• _Problem description_
Return all of the entries exactly as written.

• _Records for processing_
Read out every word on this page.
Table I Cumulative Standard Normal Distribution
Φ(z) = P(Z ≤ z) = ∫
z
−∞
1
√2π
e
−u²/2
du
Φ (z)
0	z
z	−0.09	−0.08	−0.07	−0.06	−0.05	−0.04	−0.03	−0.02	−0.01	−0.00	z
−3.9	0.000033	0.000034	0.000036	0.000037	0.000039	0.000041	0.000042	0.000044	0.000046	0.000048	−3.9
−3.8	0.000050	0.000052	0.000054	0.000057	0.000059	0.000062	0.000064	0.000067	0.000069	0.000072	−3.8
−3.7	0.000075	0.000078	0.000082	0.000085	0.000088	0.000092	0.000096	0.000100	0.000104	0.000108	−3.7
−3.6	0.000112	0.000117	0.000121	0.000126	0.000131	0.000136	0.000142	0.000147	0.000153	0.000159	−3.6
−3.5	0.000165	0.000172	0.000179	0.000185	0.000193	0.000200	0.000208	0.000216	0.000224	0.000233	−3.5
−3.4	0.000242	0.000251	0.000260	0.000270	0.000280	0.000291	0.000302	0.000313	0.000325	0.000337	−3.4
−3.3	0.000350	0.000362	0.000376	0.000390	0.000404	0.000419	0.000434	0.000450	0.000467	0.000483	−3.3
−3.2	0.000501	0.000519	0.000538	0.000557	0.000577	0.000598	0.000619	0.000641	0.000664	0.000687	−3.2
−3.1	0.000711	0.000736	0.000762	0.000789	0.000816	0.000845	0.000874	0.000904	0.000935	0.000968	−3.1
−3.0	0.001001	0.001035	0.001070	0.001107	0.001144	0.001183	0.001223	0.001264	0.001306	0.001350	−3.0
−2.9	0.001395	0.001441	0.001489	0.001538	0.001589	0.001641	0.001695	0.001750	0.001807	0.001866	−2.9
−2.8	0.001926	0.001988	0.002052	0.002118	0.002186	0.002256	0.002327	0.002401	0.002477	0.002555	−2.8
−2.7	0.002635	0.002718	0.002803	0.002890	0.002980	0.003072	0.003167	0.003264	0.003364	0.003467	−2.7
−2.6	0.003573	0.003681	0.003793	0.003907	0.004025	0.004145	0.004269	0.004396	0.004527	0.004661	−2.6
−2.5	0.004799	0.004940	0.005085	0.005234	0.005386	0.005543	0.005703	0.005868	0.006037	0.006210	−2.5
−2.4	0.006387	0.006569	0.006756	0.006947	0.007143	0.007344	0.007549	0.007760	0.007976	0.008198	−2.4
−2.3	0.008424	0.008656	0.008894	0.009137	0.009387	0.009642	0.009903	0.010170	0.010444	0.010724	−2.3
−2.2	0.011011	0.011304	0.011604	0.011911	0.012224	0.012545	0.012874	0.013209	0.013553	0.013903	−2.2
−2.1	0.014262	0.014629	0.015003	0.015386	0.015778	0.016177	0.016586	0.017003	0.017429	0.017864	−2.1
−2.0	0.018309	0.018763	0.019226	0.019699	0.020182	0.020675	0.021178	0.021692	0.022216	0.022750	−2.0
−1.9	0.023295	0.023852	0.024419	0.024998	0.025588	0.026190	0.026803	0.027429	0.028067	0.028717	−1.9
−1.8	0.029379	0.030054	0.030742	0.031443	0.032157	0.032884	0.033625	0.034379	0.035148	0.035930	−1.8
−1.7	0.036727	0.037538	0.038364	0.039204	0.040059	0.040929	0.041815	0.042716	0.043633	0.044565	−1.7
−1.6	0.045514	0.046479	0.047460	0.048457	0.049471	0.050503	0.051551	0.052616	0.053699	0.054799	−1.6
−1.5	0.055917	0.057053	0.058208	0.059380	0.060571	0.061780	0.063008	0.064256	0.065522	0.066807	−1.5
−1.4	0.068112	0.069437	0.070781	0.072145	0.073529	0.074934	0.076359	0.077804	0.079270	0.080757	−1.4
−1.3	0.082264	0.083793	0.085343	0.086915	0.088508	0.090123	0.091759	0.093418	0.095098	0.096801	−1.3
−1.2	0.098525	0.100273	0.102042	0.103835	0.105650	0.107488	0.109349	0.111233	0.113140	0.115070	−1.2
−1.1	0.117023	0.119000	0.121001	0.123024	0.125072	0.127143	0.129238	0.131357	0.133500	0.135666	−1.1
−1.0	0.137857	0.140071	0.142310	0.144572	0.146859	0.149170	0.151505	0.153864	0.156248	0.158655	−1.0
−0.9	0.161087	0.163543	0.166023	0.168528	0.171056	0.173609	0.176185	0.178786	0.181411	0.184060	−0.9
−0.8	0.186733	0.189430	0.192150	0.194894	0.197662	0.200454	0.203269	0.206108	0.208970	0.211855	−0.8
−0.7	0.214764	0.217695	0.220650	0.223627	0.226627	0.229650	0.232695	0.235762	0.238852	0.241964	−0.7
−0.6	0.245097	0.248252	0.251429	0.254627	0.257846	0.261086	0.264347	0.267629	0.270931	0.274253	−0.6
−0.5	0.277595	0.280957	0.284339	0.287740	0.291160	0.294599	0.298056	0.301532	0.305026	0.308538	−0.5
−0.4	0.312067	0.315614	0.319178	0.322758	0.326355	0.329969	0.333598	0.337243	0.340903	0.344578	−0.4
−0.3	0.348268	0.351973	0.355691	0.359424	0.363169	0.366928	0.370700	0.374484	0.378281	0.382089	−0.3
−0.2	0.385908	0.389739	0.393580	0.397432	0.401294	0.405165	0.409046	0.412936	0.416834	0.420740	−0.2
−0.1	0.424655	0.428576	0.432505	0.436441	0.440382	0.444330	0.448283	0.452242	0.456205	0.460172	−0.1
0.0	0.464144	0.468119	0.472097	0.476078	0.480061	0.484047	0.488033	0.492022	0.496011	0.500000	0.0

• _Result below_
Read out every word on this page.
Table I Cumulative Standard Normal Distribution
Φ(z) = P(Z ≤ z) = ∫
z
−∞
1
√2π
e
−u²/2
du
Φ (z)
0	z
z	−0.09	−0.08	−0.07	−0.06	−0.05	−0.04	−0.03	−0.02	−0.01	−0.00	z
−3.9	0.000033	0.000034	0.000036	0.000037	0.000039	0.000041	0.000042	0.000044	0.000046	0.000048	−3.9
−3.8	0.000050	0.000052	0.000054	0.000057	0.000059	0.000062	0.000064	0.000067	0.000069	0.000072	−3.8
−3.7	0.000075	0.000078	0.000082	0.000085	0.000088	0.000092	0.000096	0.000100	0.000104	0.000108	−3.7
−3.6	0.000112	0.000117	0.000121	0.000126	0.000131	0.000136	0.000142	0.000147	0.000153	0.000159	−3.6
−3.5	0.000165	0.000172	0.000179	0.000185	0.000193	0.000200	0.000208	0.000216	0.000224	0.000233	−3.5
−3.4	0.000242	0.000251	0.000260	0.000270	0.000280	0.000291	0.000302	0.000313	0.000325	0.000337	−3.4
−3.3	0.000350	0.000362	0.000376	0.000390	0.000404	0.000419	0.000434	0.000450	0.000467	0.000483	−3.3
−3.2	0.000501	0.000519	0.000538	0.000557	0.000577	0.000598	0.000619	0.000641	0.000664	0.000687	−3.2
−3.1	0.000711	0.000736	0.000762	0.000789	0.000816	0.000845	0.000874	0.000904	0.000935	0.000968	−3.1
−3.0	0.001001	0.001035	0.001070	0.001107	0.001144	0.001183	0.001223	0.001264	0.001306	0.001350	−3.0
−2.9	0.001395	0.001441	0.001489	0.001538	0.001589	0.001641	0.001695	0.001750	0.001807	0.001866	−2.9
−2.8	0.001926	0.001988	0.002052	0.002118	0.002186	0.002256	0.002327	0.002401	0.002477	0.002555	−2.8
−2.7	0.002635	0.002718	0.002803	0.002890	0.002980	0.003072	0.003167	0.003264	0.003364	0.003467	−2.7
−2.6	0.003573	0.003681	0.003793	0.003907	0.004025	0.004145	0.004269	0.004396	0.004527	0.004661	−2.6
−2.5	0.004799	0.004940	0.005085	0.005234	0.005386	0.005543	0.005703	0.005868	0.006037	0.006210	−2.5
−2.4	0.006387	0.006569	0.006756	0.006947	0.007143	0.007344	0.007549	0.007760	0.007976	0.008198	−2.4
−2.3	0.008424	0.008656	0.008894	0.009137	0.009387	0.009642	0.009903	0.010170	0.010444	0.010724	−2.3
−2.2	0.011011	0.011304	0.011604	0.011911	0.012224	0.012545	0.012874	0.013209	0.013553	0.013903	−2.2
−2.1	0.014262	0.014629	0.015003	0.015386	0.015778	0.016177	0.016586	0.017003	0.017429	0.017864	−2.1
−2.0	0.018309	0.018763	0.019226	0.019699	0.020182	0.020675	0.021178	0.021692	0.022216	0.022750	−2.0
−1.9	0.023295	0.023852	0.024419	0.024998	0.025588	0.026190	0.026803	0.027429	0.028067	0.028717	−1.9
−1.8	0.029379	0.030054	0.030742	0.031443	0.032157	0.032884	0.033625	0.034379	0.035148	0.035930	−1.8
−1.7	0.036727	0.037538	0.038364	0.039204	0.040059	0.040929	0.041815	0.042716	0.043633	0.044565	−1.7
−1.6	0.045514	0.046479	0.047460	0.048457	0.049471	0.050503	0.051551	0.052616	0.053699	0.054799	−1.6
−1.5	0.055917	0.057053	0.058208	0.059380	0.060571	0.061780	0.063008	0.064256	0.065522	0.066807	−1.5
−1.4	0.068112	0.069437	0.070781	0.072145	0.073529	0.074934	0.076359	0.077804	0.079270	0.080757	−1.4
−1.3	0.082264	0.083793	0.085343	0.086915	0.088508	0.090123	0.091759	0.093418	0.095098	0.096801	−1.3
−1.2	0.098525	0.100273	0.102042	0.103835	0.105650	0.107488	0.109349	0.111233	0.113140	0.115070	−1.2
−1.1	0.117023	0.119000	0.121001	0.123024	0.125072	0.127143	0.129238	0.131357	0.133500	0.135666	−1.1
−1.0	0.137857	0.140071	0.142310	0.144572	0.146859	0.149170	0.151505	0.153864	0.156248	0.158655	−1.0
−0.9	0.161087	0.163543	0.166023	0.168528	0.171056	0.173609	0.176185	0.178786	0.181411	0.184060	−0.9
−0.8	0.186733	0.189430	0.192150	0.194894	0.197662	0.200454	0.203269	0.206108	0.208970	0.211855	−0.8
−0.7	0.214764	0.217695	0.220650	0.223627	0.226627	0.229650	0.232695	0.235762	0.238852	0.241964	−0.7
−0.6	0.245097	0.248252	0.251429	0.254627	0.257846	0.261086	0.264347	0.267629	0.270931	0.274253	−0.6
−0.5	0.277595	0.280957	0.284339	0.287740	0.291160	0.294599	0.298056	0.301532	0.305026	0.308538	−0.5
−0.4	0.312067	0.315614	0.319178	0.322758	0.326355	0.329969	0.333598	0.337243	0.340903	0.344578	−0.4
−0.3	0.348268	0.351973	0.355691	0.359424	0.363169	0.366928	0.370700	0.374484	0.378281	0.382089	−0.3
−0.2	0.385908	0.389739	0.393580	0.397432	0.401294	0.405165	0.409046	0.412936	0.416834	0.420740	−0.2
−0.1	0.424655	0.428576	0.432505	0.436441	0.440382	0.444330	0.448283	0.452242	0.456205	0.460172	−0.1
0.0	0.464144	0.468119	0.472097	0.476078	0.480061	0.484047	0.488033	0.492022	0.496011	0.500000	0.0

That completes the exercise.